[SET TASK]
Scan each line of the records for the word "icon" and extract the ones that have it.

(Dataset items)
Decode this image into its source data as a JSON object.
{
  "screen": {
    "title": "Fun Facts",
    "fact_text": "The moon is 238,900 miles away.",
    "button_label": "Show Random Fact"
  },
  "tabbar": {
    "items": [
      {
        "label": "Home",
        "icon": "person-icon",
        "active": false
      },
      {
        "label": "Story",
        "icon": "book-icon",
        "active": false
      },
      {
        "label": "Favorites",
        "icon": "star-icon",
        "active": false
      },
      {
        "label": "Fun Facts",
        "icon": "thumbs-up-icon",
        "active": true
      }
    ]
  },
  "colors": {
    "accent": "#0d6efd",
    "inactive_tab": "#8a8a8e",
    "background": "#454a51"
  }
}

[FULL ANSWER]
        "icon": "person-icon",
        "icon": "book-icon",
        "icon": "star-icon",
        "icon": "thumbs-up-icon",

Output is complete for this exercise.